__EXERCISE__
Quote the entries word for word. Omit the pictures.

__DATA LISTING__
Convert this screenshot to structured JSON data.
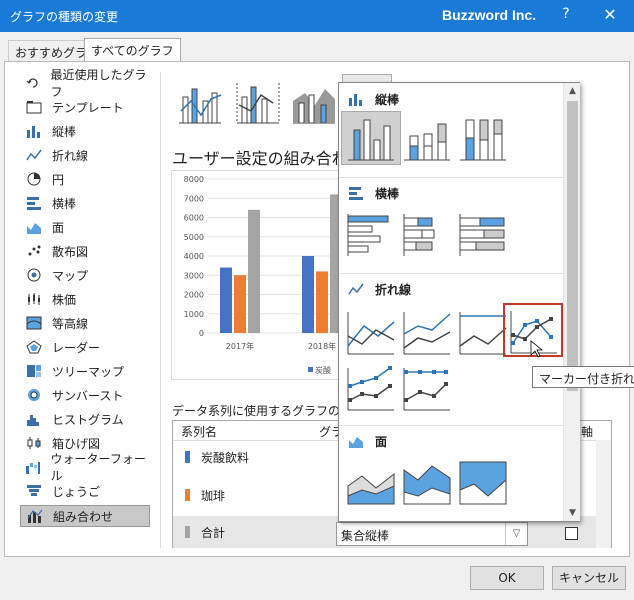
{
  "window": {
    "title": "グラフの種類の変更",
    "brand": "Buzzword Inc.",
    "help": "?",
    "close": "✕"
  },
  "tabs": [
    {
      "label": "おすすめグラフ"
    },
    {
      "label": "すべてのグラフ"
    }
  ],
  "sidebar": {
    "items": [
      {
        "label": "最近使用したグラフ",
        "icon": "recent-icon"
      },
      {
        "label": "テンプレート",
        "icon": "folder-icon"
      },
      {
        "label": "縦棒",
        "icon": "column-chart-icon"
      },
      {
        "label": "折れ線",
        "icon": "line-chart-icon"
      },
      {
        "label": "円",
        "icon": "pie-chart-icon"
      },
      {
        "label": "横棒",
        "icon": "bar-chart-icon"
      },
      {
        "label": "面",
        "icon": "area-chart-icon"
      },
      {
        "label": "散布図",
        "icon": "scatter-chart-icon"
      },
      {
        "label": "マップ",
        "icon": "map-chart-icon"
      },
      {
        "label": "株価",
        "icon": "stock-chart-icon"
      },
      {
        "label": "等高線",
        "icon": "surface-chart-icon"
      },
      {
        "label": "レーダー",
        "icon": "radar-chart-icon"
      },
      {
        "label": "ツリーマップ",
        "icon": "treemap-chart-icon"
      },
      {
        "label": "サンバースト",
        "icon": "sunburst-chart-icon"
      },
      {
        "label": "ヒストグラム",
        "icon": "histogram-chart-icon"
      },
      {
        "label": "箱ひげ図",
        "icon": "boxwhisker-chart-icon"
      },
      {
        "label": "ウォーターフォール",
        "icon": "waterfall-chart-icon"
      },
      {
        "label": "じょうご",
        "icon": "funnel-chart-icon"
      },
      {
        "label": "組み合わせ",
        "icon": "combo-chart-icon"
      }
    ]
  },
  "main": {
    "heading": "ユーザー設定の組み合わ",
    "series_section_title": "データ系列に使用するグラフの種類",
    "table": {
      "headers": [
        "系列名",
        "グラ",
        "軸"
      ],
      "rows": [
        {
          "name": "炭酸飲料",
          "color": "#4472c4"
        },
        {
          "name": "珈琲",
          "color": "#ed7d31"
        },
        {
          "name": "合計",
          "color": "#a5a5a5"
        }
      ]
    },
    "combo_value": "集合縦棒"
  },
  "chart_data": {
    "type": "bar",
    "categories": [
      "2017年",
      "2018年"
    ],
    "series": [
      {
        "values": [
          3400,
          4000
        ]
      },
      {
        "values": [
          3000,
          3200
        ]
      },
      {
        "values": [
          6400,
          7200
        ]
      }
    ],
    "colors": [
      "#4472c4",
      "#ed7d31",
      "#a5a5a5"
    ],
    "ylim": [
      0,
      8000
    ],
    "y_ticks": [
      "0",
      "1000",
      "2000",
      "3000",
      "4000",
      "5000",
      "6000",
      "7000",
      "8000"
    ],
    "legend_fragment": "炭酸"
  },
  "dropdown": {
    "sections": [
      {
        "title": "縦棒",
        "icon": "column-chart-icon"
      },
      {
        "title": "横棒",
        "icon": "bar-chart-icon"
      },
      {
        "title": "折れ線",
        "icon": "line-chart-icon"
      },
      {
        "title": "面",
        "icon": "area-chart-icon"
      }
    ],
    "tooltip": "マーカー付き折れ線"
  },
  "buttons": {
    "ok": "OK",
    "cancel": "キャンセル"
  }
}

__ANSWER TO THIS TASK__
Convert this screenshot to structured JSON data.
{
  "window": {
    "title": "グラフの種類の変更",
    "brand": "Buzzword Inc.",
    "help": "?",
    "close": "✕"
  },
  "tabs": [
    {
      "label": "おすすめグラフ"
    },
    {
      "label": "すべてのグラフ"
    }
  ],
  "sidebar": {
    "items": [
      {
        "label": "最近使用したグラフ",
        "icon": "recent-icon"
      },
      {
        "label": "テンプレート",
        "icon": "folder-icon"
      },
      {
        "label": "縦棒",
        "icon": "column-chart-icon"
      },
      {
        "label": "折れ線",
        "icon": "line-chart-icon"
      },
      {
        "label": "円",
        "icon": "pie-chart-icon"
      },
      {
        "label": "横棒",
        "icon": "bar-chart-icon"
      },
      {
        "label": "面",
        "icon": "area-chart-icon"
      },
      {
        "label": "散布図",
        "icon": "scatter-chart-icon"
      },
      {
        "label": "マップ",
        "icon": "map-chart-icon"
      },
      {
        "label": "株価",
        "icon": "stock-chart-icon"
      },
      {
        "label": "等高線",
        "icon": "surface-chart-icon"
      },
      {
        "label": "レーダー",
        "icon": "radar-chart-icon"
      },
      {
        "label": "ツリーマップ",
        "icon": "treemap-chart-icon"
      },
      {
        "label": "サンバースト",
        "icon": "sunburst-chart-icon"
      },
      {
        "label": "ヒストグラム",
        "icon": "histogram-chart-icon"
      },
      {
        "label": "箱ひげ図",
        "icon": "boxwhisker-chart-icon"
      },
      {
        "label": "ウォーターフォール",
        "icon": "waterfall-chart-icon"
      },
      {
        "label": "じょうご",
        "icon": "funnel-chart-icon"
      },
      {
        "label": "組み合わせ",
        "icon": "combo-chart-icon"
      }
    ]
  },
  "main": {
    "heading": "ユーザー設定の組み合わ",
    "series_section_title": "データ系列に使用するグラフの種類",
    "table": {
      "headers": [
        "系列名",
        "グラ",
        "軸"
      ],
      "rows": [
        {
          "name": "炭酸飲料",
          "color": "#4472c4"
        },
        {
          "name": "珈琲",
          "color": "#ed7d31"
        },
        {
          "name": "合計",
          "color": "#a5a5a5"
        }
      ]
    },
    "combo_value": "集合縦棒"
  },
  "chart_data": {
    "type": "bar",
    "categories": [
      "2017年",
      "2018年"
    ],
    "series": [
      {
        "values": [
          3400,
          4000
        ]
      },
      {
        "values": [
          3000,
          3200
        ]
      },
      {
        "values": [
          6400,
          7200
        ]
      }
    ],
    "colors": [
      "#4472c4",
      "#ed7d31",
      "#a5a5a5"
    ],
    "ylim": [
      0,
      8000
    ],
    "y_ticks": [
      "0",
      "1000",
      "2000",
      "3000",
      "4000",
      "5000",
      "6000",
      "7000",
      "8000"
    ],
    "legend_fragment": "炭酸"
  },
  "dropdown": {
    "sections": [
      {
        "title": "縦棒",
        "icon": "column-chart-icon"
      },
      {
        "title": "横棒",
        "icon": "bar-chart-icon"
      },
      {
        "title": "折れ線",
        "icon": "line-chart-icon"
      },
      {
        "title": "面",
        "icon": "area-chart-icon"
      }
    ],
    "tooltip": "マーカー付き折れ線"
  },
  "buttons": {
    "ok": "OK",
    "cancel": "キャンセル"
  }
}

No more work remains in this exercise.